WHAT THE TASK REQUIRES
Copy out every line in which the string "this" occurs.

PROVIDED DATA

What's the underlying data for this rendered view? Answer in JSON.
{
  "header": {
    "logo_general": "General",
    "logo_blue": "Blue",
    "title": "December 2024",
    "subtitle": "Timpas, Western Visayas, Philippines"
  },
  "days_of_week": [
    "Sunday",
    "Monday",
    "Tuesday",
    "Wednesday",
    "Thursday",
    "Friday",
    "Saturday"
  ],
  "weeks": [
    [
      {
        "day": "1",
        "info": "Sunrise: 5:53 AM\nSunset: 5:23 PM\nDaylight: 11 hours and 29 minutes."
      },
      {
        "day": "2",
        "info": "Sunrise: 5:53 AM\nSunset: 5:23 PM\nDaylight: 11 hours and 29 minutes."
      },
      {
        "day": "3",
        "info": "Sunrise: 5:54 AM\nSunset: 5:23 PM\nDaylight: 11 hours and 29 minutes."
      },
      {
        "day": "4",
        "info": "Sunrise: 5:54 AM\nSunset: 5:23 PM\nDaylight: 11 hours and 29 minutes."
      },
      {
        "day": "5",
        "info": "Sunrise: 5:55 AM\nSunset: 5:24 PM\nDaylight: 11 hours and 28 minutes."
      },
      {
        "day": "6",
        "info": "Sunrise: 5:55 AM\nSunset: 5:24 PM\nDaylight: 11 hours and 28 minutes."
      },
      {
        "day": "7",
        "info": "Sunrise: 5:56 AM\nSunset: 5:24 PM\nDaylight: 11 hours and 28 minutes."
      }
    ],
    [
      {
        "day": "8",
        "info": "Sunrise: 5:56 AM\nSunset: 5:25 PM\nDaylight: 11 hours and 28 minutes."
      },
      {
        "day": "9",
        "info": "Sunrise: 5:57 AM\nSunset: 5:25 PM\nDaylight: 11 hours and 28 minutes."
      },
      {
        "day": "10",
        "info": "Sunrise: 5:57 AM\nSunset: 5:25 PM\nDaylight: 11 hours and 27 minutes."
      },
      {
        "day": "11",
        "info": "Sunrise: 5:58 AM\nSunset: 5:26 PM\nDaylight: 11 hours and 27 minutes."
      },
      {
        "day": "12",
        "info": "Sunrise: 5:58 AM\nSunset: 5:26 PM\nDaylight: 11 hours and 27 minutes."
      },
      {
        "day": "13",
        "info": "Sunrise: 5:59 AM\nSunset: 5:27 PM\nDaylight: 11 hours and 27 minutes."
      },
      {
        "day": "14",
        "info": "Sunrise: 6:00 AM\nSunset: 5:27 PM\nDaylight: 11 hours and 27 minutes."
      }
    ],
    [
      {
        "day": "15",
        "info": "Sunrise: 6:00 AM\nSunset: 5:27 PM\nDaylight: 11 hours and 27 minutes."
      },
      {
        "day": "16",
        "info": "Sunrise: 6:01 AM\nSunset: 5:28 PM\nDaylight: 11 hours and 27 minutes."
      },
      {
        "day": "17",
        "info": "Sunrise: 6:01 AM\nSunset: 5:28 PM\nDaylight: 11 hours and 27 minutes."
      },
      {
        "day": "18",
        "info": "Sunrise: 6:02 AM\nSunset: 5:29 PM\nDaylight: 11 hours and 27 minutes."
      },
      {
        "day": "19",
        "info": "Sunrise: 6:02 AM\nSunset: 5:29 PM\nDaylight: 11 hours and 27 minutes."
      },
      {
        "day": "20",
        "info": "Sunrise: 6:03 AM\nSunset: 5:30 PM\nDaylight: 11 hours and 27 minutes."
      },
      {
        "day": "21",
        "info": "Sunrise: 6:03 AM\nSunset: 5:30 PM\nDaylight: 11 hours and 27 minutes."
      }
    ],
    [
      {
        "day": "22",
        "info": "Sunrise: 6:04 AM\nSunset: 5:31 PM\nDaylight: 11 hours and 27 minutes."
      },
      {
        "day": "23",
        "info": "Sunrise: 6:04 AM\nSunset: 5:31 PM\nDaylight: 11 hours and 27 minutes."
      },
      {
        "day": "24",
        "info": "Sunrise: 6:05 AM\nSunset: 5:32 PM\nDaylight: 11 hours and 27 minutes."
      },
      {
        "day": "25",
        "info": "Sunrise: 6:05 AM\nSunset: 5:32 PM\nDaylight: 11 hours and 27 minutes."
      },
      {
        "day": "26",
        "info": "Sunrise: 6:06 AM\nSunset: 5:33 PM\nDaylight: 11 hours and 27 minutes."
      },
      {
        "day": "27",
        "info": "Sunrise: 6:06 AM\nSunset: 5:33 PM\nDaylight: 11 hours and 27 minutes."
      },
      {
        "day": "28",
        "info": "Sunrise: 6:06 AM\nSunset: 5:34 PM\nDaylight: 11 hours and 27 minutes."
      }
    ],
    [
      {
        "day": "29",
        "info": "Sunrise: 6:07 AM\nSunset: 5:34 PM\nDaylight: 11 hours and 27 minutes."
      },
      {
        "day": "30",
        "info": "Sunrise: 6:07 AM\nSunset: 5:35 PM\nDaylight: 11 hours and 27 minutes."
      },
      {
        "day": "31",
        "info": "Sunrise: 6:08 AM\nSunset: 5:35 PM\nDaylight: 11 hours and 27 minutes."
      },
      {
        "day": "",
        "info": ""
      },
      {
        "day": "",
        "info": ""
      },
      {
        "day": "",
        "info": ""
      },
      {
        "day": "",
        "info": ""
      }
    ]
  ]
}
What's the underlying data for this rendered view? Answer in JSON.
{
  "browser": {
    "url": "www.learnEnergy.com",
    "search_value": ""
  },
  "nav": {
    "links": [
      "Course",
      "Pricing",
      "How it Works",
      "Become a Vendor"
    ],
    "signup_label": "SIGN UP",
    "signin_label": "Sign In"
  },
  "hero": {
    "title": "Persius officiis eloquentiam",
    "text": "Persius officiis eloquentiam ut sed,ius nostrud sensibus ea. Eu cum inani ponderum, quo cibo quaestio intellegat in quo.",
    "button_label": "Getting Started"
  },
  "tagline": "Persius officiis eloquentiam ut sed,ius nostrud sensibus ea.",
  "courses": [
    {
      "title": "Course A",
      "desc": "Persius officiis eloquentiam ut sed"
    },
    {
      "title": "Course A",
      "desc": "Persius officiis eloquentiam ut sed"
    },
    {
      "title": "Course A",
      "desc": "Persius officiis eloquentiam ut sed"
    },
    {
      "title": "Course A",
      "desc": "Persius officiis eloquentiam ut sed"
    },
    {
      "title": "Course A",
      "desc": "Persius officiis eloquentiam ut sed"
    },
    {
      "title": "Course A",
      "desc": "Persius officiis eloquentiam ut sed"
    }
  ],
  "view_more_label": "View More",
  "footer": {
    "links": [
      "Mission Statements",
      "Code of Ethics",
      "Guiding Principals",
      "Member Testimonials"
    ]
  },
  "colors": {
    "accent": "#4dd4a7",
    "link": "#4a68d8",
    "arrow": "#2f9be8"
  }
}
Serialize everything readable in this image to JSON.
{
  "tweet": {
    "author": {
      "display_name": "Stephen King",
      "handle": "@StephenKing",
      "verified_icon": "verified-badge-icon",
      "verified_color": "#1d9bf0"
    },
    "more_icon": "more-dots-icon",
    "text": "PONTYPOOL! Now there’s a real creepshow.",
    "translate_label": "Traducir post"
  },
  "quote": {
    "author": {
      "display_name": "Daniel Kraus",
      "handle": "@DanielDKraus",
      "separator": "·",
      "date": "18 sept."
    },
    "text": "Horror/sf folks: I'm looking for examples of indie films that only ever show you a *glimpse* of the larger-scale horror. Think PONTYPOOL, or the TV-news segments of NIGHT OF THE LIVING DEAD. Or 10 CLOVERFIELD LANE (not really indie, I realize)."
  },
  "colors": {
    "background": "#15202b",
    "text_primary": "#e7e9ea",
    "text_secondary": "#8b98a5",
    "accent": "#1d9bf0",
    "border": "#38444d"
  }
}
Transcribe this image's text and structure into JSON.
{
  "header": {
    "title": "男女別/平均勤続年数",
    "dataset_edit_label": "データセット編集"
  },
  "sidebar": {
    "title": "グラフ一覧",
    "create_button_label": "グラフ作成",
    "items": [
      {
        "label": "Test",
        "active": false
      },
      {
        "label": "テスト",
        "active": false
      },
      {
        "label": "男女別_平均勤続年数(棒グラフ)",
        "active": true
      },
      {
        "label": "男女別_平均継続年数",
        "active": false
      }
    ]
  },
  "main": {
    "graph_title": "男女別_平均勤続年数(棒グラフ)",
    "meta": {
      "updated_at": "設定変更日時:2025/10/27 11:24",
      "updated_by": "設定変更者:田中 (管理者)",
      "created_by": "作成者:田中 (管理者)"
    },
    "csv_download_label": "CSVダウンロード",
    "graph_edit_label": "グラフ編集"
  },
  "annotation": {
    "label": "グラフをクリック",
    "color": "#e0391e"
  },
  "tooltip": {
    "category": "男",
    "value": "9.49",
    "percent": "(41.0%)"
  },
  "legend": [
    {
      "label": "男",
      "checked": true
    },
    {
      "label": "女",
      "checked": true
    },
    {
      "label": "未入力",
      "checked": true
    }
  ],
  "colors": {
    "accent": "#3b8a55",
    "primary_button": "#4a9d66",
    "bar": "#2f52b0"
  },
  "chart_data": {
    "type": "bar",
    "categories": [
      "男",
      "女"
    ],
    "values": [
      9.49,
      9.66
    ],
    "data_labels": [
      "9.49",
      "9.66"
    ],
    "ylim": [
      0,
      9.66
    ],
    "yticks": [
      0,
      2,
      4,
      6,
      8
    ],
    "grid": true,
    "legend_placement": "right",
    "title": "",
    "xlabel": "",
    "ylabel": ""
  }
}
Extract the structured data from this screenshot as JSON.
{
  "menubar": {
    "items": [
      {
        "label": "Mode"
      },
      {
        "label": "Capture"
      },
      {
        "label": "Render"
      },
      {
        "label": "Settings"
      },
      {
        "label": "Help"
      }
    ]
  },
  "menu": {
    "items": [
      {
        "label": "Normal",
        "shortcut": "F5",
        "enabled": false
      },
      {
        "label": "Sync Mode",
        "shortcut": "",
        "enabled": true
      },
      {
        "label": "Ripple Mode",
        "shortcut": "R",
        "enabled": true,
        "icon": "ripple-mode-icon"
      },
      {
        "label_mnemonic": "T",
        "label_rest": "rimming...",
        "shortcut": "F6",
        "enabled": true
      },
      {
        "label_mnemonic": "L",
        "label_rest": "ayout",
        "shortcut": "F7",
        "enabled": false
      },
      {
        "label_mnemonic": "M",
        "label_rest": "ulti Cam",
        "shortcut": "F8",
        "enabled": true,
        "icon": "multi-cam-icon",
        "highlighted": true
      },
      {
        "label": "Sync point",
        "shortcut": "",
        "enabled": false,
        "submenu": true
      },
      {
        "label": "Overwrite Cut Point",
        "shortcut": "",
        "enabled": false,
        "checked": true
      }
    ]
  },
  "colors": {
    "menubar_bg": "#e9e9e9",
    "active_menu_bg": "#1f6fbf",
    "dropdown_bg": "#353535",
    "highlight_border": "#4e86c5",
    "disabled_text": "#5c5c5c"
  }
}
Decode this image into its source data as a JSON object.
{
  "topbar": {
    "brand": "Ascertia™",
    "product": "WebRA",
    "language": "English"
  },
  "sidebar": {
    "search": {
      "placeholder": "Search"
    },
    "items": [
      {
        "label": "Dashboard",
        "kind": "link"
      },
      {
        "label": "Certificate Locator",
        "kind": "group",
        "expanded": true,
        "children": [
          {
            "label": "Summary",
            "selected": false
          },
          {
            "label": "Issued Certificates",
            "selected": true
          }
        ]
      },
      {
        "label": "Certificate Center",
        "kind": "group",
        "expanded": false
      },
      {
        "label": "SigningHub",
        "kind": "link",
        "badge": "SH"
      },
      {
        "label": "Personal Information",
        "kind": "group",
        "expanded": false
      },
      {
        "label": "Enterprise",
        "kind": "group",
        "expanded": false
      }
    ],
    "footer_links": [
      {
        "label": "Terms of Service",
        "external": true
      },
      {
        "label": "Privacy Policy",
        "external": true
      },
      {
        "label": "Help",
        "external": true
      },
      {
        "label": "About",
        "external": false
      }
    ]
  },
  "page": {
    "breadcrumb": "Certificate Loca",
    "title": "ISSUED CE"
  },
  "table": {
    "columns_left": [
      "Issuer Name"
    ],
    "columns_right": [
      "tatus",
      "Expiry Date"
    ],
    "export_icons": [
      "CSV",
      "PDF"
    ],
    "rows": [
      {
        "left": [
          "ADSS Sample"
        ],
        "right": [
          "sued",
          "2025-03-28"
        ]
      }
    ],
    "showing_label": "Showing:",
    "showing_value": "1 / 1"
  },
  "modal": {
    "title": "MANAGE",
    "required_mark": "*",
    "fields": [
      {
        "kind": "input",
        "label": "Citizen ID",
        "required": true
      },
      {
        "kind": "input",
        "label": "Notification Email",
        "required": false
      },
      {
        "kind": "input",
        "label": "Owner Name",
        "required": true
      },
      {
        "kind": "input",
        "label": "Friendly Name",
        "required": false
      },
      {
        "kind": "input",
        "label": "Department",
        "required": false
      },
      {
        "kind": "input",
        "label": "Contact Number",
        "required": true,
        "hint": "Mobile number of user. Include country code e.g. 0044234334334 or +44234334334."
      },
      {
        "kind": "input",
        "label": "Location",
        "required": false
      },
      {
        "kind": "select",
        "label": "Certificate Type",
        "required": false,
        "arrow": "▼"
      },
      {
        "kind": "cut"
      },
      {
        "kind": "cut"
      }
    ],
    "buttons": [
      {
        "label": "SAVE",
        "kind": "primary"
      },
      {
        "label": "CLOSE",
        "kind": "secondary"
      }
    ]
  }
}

WRITTEN REPLY
What's the underlying data for this rendered view? Answer in JSON.
What's the underlying data for this rendered view? Answer in JSON.
Serialize everything readable in this image to JSON.
Transcribe this image's text and structure into JSON.
Extract the structured data from this screenshot as JSON.
Decode this image into its source data as a JSON object.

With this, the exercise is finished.